Task statement:
Extract all of the entries and give them again, word for word.

Provided entries:
[start]

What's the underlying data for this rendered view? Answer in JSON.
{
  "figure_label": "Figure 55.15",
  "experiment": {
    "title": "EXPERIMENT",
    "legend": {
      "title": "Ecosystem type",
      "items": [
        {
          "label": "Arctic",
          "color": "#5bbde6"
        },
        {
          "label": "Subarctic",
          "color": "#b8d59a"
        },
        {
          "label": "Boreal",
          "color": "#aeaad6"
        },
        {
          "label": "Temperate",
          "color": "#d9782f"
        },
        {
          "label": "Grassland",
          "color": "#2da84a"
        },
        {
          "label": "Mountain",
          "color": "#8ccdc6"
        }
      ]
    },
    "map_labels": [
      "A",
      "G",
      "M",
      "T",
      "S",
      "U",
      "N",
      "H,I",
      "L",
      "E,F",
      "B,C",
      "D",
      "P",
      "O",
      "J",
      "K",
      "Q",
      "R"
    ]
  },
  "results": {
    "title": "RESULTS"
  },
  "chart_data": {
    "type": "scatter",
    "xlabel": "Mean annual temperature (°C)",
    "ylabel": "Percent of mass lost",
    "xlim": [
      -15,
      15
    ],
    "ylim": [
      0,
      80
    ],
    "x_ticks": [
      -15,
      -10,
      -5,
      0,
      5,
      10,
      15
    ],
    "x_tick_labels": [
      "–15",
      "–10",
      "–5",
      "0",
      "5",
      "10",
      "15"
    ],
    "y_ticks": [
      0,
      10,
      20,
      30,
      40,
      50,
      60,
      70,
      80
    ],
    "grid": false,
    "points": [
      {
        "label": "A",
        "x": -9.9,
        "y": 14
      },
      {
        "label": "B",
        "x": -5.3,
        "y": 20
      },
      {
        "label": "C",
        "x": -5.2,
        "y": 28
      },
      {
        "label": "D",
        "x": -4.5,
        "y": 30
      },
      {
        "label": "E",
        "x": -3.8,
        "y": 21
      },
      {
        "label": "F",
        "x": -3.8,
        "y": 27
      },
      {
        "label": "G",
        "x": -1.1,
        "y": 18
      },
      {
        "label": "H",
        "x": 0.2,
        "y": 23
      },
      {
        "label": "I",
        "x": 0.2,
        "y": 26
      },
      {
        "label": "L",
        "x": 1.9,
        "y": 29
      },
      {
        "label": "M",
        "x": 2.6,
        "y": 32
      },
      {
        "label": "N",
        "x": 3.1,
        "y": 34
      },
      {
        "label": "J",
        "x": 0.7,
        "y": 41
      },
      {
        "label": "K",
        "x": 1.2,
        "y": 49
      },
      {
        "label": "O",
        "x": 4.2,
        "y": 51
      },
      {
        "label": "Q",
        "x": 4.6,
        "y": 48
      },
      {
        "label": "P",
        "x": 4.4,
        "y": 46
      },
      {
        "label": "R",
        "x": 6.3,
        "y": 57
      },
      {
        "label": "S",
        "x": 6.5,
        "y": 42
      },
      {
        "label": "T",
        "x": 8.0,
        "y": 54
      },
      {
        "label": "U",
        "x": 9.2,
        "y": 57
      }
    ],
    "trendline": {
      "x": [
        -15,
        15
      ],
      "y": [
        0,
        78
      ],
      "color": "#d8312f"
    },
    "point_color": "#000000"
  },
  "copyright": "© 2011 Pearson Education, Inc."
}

[end]

Response to this task:
What's the underlying data for this rendered view? Answer in JSON.
{
  "figure_label": "Figure 55.15",
  "experiment": {
    "title": "EXPERIMENT",
    "legend": {
      "title": "Ecosystem type",
      "items": [
        {
          "label": "Arctic",
          "color": "#5bbde6"
        },
        {
          "label": "Subarctic",
          "color": "#b8d59a"
        },
        {
          "label": "Boreal",
          "color": "#aeaad6"
        },
        {
          "label": "Temperate",
          "color": "#d9782f"
        },
        {
          "label": "Grassland",
          "color": "#2da84a"
        },
        {
          "label": "Mountain",
          "color": "#8ccdc6"
        }
      ]
    },
    "map_labels": [
      "A",
      "G",
      "M",
      "T",
      "S",
      "U",
      "N",
      "H,I",
      "L",
      "E,F",
      "B,C",
      "D",
      "P",
      "O",
      "J",
      "K",
      "Q",
      "R"
    ]
  },
  "results": {
    "title": "RESULTS"
  },
  "chart_data": {
    "type": "scatter",
    "xlabel": "Mean annual temperature (°C)",
    "ylabel": "Percent of mass lost",
    "xlim": [
      -15,
      15
    ],
    "ylim": [
      0,
      80
    ],
    "x_ticks": [
      -15,
      -10,
      -5,
      0,
      5,
      10,
      15
    ],
    "x_tick_labels": [
      "–15",
      "–10",
      "–5",
      "0",
      "5",
      "10",
      "15"
    ],
    "y_ticks": [
      0,
      10,
      20,
      30,
      40,
      50,
      60,
      70,
      80
    ],
    "grid": false,
    "points": [
      {
        "label": "A",
        "x": -9.9,
        "y": 14
      },
      {
        "label": "B",
        "x": -5.3,
        "y": 20
      },
      {
        "label": "C",
        "x": -5.2,
        "y": 28
      },
      {
        "label": "D",
        "x": -4.5,
        "y": 30
      },
      {
        "label": "E",
        "x": -3.8,
        "y": 21
      },
      {
        "label": "F",
        "x": -3.8,
        "y": 27
      },
      {
        "label": "G",
        "x": -1.1,
        "y": 18
      },
      {
        "label": "H",
        "x": 0.2,
        "y": 23
      },
      {
        "label": "I",
        "x": 0.2,
        "y": 26
      },
      {
        "label": "L",
        "x": 1.9,
        "y": 29
      },
      {
        "label": "M",
        "x": 2.6,
        "y": 32
      },
      {
        "label": "N",
        "x": 3.1,
        "y": 34
      },
      {
        "label": "J",
        "x": 0.7,
        "y": 41
      },
      {
        "label": "K",
        "x": 1.2,
        "y": 49
      },
      {
        "label": "O",
        "x": 4.2,
        "y": 51
      },
      {
        "label": "Q",
        "x": 4.6,
        "y": 48
      },
      {
        "label": "P",
        "x": 4.4,
        "y": 46
      },
      {
        "label": "R",
        "x": 6.3,
        "y": 57
      },
      {
        "label": "S",
        "x": 6.5,
        "y": 42
      },
      {
        "label": "T",
        "x": 8.0,
        "y": 54
      },
      {
        "label": "U",
        "x": 9.2,
        "y": 57
      }
    ],
    "trendline": {
      "x": [
        -15,
        15
      ],
      "y": [
        0,
        78
      ],
      "color": "#d8312f"
    },
    "point_color": "#000000"
  },
  "copyright": "© 2011 Pearson Education, Inc."
}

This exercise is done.